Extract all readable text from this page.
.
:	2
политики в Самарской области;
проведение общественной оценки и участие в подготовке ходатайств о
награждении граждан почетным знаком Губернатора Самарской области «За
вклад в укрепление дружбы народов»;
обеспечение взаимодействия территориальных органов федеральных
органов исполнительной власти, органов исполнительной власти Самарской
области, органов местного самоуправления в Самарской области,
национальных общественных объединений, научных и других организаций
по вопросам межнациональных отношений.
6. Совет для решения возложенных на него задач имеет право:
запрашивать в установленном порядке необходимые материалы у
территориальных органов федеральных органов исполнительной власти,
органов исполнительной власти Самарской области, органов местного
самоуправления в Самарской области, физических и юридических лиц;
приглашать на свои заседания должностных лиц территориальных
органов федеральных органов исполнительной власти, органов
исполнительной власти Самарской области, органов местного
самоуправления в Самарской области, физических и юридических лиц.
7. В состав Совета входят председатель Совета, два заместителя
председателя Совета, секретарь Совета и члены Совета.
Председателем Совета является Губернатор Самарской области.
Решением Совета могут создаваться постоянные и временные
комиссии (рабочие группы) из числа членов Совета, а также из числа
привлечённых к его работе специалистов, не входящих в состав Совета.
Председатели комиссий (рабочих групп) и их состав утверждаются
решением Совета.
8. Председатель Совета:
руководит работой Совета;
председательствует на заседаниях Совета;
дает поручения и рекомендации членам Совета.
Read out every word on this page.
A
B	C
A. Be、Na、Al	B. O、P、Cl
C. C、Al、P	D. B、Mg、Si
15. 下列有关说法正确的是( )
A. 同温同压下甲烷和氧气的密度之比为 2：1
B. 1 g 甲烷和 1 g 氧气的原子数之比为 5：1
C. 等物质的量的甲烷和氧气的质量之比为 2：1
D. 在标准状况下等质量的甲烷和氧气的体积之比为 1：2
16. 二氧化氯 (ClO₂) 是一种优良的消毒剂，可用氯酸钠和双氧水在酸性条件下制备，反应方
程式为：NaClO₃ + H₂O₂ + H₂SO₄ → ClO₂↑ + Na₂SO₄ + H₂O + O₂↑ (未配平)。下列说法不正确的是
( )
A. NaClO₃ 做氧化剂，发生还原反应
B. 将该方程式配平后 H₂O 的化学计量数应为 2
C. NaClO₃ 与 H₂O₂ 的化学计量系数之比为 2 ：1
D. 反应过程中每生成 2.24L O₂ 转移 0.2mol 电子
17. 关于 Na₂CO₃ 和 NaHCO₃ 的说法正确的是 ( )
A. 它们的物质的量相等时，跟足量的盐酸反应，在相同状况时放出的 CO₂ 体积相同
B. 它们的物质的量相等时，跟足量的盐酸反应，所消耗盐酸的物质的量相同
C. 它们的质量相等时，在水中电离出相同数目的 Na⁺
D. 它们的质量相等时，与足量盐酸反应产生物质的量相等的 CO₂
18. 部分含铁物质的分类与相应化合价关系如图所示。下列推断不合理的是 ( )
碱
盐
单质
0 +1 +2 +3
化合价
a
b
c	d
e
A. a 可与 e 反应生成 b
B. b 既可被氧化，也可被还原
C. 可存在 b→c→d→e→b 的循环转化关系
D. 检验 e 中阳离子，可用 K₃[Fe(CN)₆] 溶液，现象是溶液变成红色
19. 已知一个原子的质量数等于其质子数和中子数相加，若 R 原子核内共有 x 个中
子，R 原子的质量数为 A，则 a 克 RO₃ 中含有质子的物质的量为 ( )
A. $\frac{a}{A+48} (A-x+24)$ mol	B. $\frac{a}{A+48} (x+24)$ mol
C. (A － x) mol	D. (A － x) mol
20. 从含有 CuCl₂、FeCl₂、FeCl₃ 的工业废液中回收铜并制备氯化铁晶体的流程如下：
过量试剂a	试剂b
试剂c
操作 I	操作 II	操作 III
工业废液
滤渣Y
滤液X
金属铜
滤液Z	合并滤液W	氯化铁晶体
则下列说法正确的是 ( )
────────────────────
**Exercise description**:
Extract all of the material exactly as it is written.

**Complete answer**:
Extract all readable text from this page.
.
:	2
политики в Самарской области;
проведение общественной оценки и участие в подготовке ходатайств о
награждении граждан почетным знаком Губернатора Самарской области «За
вклад в укрепление дружбы народов»;
обеспечение взаимодействия территориальных органов федеральных
органов исполнительной власти, органов исполнительной власти Самарской
области, органов местного самоуправления в Самарской области,
национальных общественных объединений, научных и других организаций
по вопросам межнациональных отношений.
6. Совет для решения возложенных на него задач имеет право:
запрашивать в установленном порядке необходимые материалы у
территориальных органов федеральных органов исполнительной власти,
органов исполнительной власти Самарской области, органов местного
самоуправления в Самарской области, физических и юридических лиц;
приглашать на свои заседания должностных лиц территориальных
органов федеральных органов исполнительной власти, органов
исполнительной власти Самарской области, органов местного
самоуправления в Самарской области, физических и юридических лиц.
7. В состав Совета входят председатель Совета, два заместителя
председателя Совета, секретарь Совета и члены Совета.
Председателем Совета является Губернатор Самарской области.
Решением Совета могут создаваться постоянные и временные
комиссии (рабочие группы) из числа членов Совета, а также из числа
привлечённых к его работе специалистов, не входящих в состав Совета.
Председатели комиссий (рабочих групп) и их состав утверждаются
решением Совета.
8. Председатель Совета:
руководит работой Совета;
председательствует на заседаниях Совета;
дает поручения и рекомендации членам Совета.
Read out every word on this page.
A
B	C
A. Be、Na、Al	B. O、P、Cl
C. C、Al、P	D. B、Mg、Si
15. 下列有关说法正确的是( )
A. 同温同压下甲烷和氧气的密度之比为 2：1
B. 1 g 甲烷和 1 g 氧气的原子数之比为 5：1
C. 等物质的量的甲烷和氧气的质量之比为 2：1
D. 在标准状况下等质量的甲烷和氧气的体积之比为 1：2
16. 二氧化氯 (ClO₂) 是一种优良的消毒剂，可用氯酸钠和双氧水在酸性条件下制备，反应方
程式为：NaClO₃ + H₂O₂ + H₂SO₄ → ClO₂↑ + Na₂SO₄ + H₂O + O₂↑ (未配平)。下列说法不正确的是
( )
A. NaClO₃ 做氧化剂，发生还原反应
B. 将该方程式配平后 H₂O 的化学计量数应为 2
C. NaClO₃ 与 H₂O₂ 的化学计量系数之比为 2 ：1
D. 反应过程中每生成 2.24L O₂ 转移 0.2mol 电子
17. 关于 Na₂CO₃ 和 NaHCO₃ 的说法正确的是 ( )
A. 它们的物质的量相等时，跟足量的盐酸反应，在相同状况时放出的 CO₂ 体积相同
B. 它们的物质的量相等时，跟足量的盐酸反应，所消耗盐酸的物质的量相同
C. 它们的质量相等时，在水中电离出相同数目的 Na⁺
D. 它们的质量相等时，与足量盐酸反应产生物质的量相等的 CO₂
18. 部分含铁物质的分类与相应化合价关系如图所示。下列推断不合理的是 ( )
碱
盐
单质
0 +1 +2 +3
化合价
a
b
c	d
e
A. a 可与 e 反应生成 b
B. b 既可被氧化，也可被还原
C. 可存在 b→c→d→e→b 的循环转化关系
D. 检验 e 中阳离子，可用 K₃[Fe(CN)₆] 溶液，现象是溶液变成红色
19. 已知一个原子的质量数等于其质子数和中子数相加，若 R 原子核内共有 x 个中
子，R 原子的质量数为 A，则 a 克 RO₃ 中含有质子的物质的量为 ( )
A. $\frac{a}{A+48} (A-x+24)$ mol	B. $\frac{a}{A+48} (x+24)$ mol
C. (A － x) mol	D. (A － x) mol
20. 从含有 CuCl₂、FeCl₂、FeCl₃ 的工业废液中回收铜并制备氯化铁晶体的流程如下：
过量试剂a	试剂b
试剂c
操作 I	操作 II	操作 III
工业废液
滤渣Y
滤液X
金属铜
滤液Z	合并滤液W	氯化铁晶体
则下列说法正确的是 ( )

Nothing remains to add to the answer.